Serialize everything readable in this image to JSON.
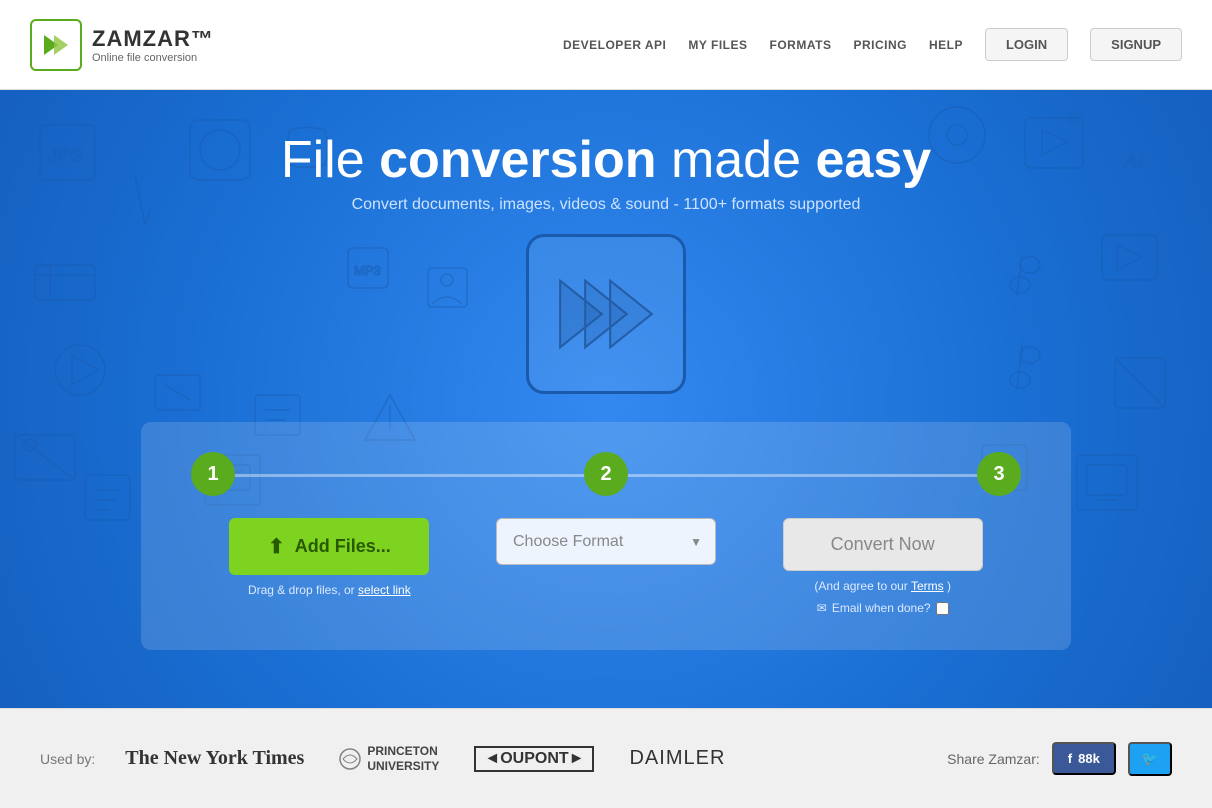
{
  "header": {
    "logo_name": "ZAMZAR™",
    "logo_tagline": "Online file conversion",
    "nav_links": [
      {
        "label": "DEVELOPER API",
        "key": "developer-api"
      },
      {
        "label": "MY FILES",
        "key": "my-files"
      },
      {
        "label": "FORMATS",
        "key": "formats"
      },
      {
        "label": "PRICING",
        "key": "pricing"
      },
      {
        "label": "HELP",
        "key": "help"
      }
    ],
    "login_label": "LOGIN",
    "signup_label": "SIGNUP"
  },
  "hero": {
    "title_part1": "File ",
    "title_bold": "conversion",
    "title_part2": " made ",
    "title_bold2": "easy",
    "subtitle": "Convert documents, images, videos & sound - 1100+ formats supported"
  },
  "steps": {
    "step1_number": "1",
    "step2_number": "2",
    "step3_number": "3",
    "add_files_label": "Add Files...",
    "drag_drop_text": "Drag & drop files, or",
    "select_link_label": "select link",
    "choose_format_placeholder": "Choose Format",
    "choose_format_arrow": "▼",
    "convert_now_label": "Convert Now",
    "terms_text": "(And agree to our",
    "terms_link": "Terms",
    "terms_close": ")",
    "email_label": "Email when done?"
  },
  "footer": {
    "used_by_label": "Used by:",
    "brands": [
      {
        "label": "The New York Times",
        "type": "nyt"
      },
      {
        "label": "PRINCETON UNIVERSITY",
        "type": "princeton"
      },
      {
        "label": "◄OUPONT►",
        "type": "dupont"
      },
      {
        "label": "DAIMLER",
        "type": "daimler"
      }
    ],
    "share_label": "Share Zamzar:",
    "facebook_label": "f  88k",
    "twitter_icon": "🐦"
  }
}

◆ ◆ ◆ ◆ ◆

All of the data above should be quoted exactly, except for the pictures.

Serialize everything readable in this image to JSON.
{
  "header": {
    "logo_name": "ZAMZAR™",
    "logo_tagline": "Online file conversion",
    "nav_links": [
      {
        "label": "DEVELOPER API",
        "key": "developer-api"
      },
      {
        "label": "MY FILES",
        "key": "my-files"
      },
      {
        "label": "FORMATS",
        "key": "formats"
      },
      {
        "label": "PRICING",
        "key": "pricing"
      },
      {
        "label": "HELP",
        "key": "help"
      }
    ],
    "login_label": "LOGIN",
    "signup_label": "SIGNUP"
  },
  "hero": {
    "title_part1": "File ",
    "title_bold": "conversion",
    "title_part2": " made ",
    "title_bold2": "easy",
    "subtitle": "Convert documents, images, videos & sound - 1100+ formats supported"
  },
  "steps": {
    "step1_number": "1",
    "step2_number": "2",
    "step3_number": "3",
    "add_files_label": "Add Files...",
    "drag_drop_text": "Drag & drop files, or",
    "select_link_label": "select link",
    "choose_format_placeholder": "Choose Format",
    "choose_format_arrow": "▼",
    "convert_now_label": "Convert Now",
    "terms_text": "(And agree to our",
    "terms_link": "Terms",
    "terms_close": ")",
    "email_label": "Email when done?"
  },
  "footer": {
    "used_by_label": "Used by:",
    "brands": [
      {
        "label": "The New York Times",
        "type": "nyt"
      },
      {
        "label": "PRINCETON UNIVERSITY",
        "type": "princeton"
      },
      {
        "label": "◄OUPONT►",
        "type": "dupont"
      },
      {
        "label": "DAIMLER",
        "type": "daimler"
      }
    ],
    "share_label": "Share Zamzar:",
    "facebook_label": "f  88k",
    "twitter_icon": "🐦"
  }
}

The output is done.